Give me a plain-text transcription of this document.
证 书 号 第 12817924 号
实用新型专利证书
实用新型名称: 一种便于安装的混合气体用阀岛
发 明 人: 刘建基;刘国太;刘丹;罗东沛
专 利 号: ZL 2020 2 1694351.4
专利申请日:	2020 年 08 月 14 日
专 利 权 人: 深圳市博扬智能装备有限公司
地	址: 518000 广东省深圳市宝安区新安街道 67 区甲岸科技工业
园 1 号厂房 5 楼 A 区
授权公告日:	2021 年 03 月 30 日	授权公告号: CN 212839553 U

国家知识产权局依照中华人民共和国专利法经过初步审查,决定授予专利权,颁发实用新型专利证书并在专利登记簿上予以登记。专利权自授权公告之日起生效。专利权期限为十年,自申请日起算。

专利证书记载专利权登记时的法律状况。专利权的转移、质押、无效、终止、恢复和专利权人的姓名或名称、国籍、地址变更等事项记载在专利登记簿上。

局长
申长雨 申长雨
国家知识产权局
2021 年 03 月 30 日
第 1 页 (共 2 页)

### GIVEN PROBLEM
Reproduce all of the data exactly as given.

### WRITTEN RESPONSE
Give me a plain-text transcription of this document.
证 书 号 第 12817924 号
实用新型专利证书
实用新型名称: 一种便于安装的混合气体用阀岛
发 明 人: 刘建基;刘国太;刘丹;罗东沛
专 利 号: ZL 2020 2 1694351.4
专利申请日:	2020 年 08 月 14 日
专 利 权 人: 深圳市博扬智能装备有限公司
地	址: 518000 广东省深圳市宝安区新安街道 67 区甲岸科技工业
园 1 号厂房 5 楼 A 区
授权公告日:	2021 年 03 月 30 日	授权公告号: CN 212839553 U

国家知识产权局依照中华人民共和国专利法经过初步审查,决定授予专利权,颁发实用新型专利证书并在专利登记簿上予以登记。专利权自授权公告之日起生效。专利权期限为十年,自申请日起算。

专利证书记载专利权登记时的法律状况。专利权的转移、质押、无效、终止、恢复和专利权人的姓名或名称、国籍、地址变更等事项记载在专利登记簿上。

局长
申长雨 申长雨
国家知识产权局
2021 年 03 月 30 日
第 1 页 (共 2 页)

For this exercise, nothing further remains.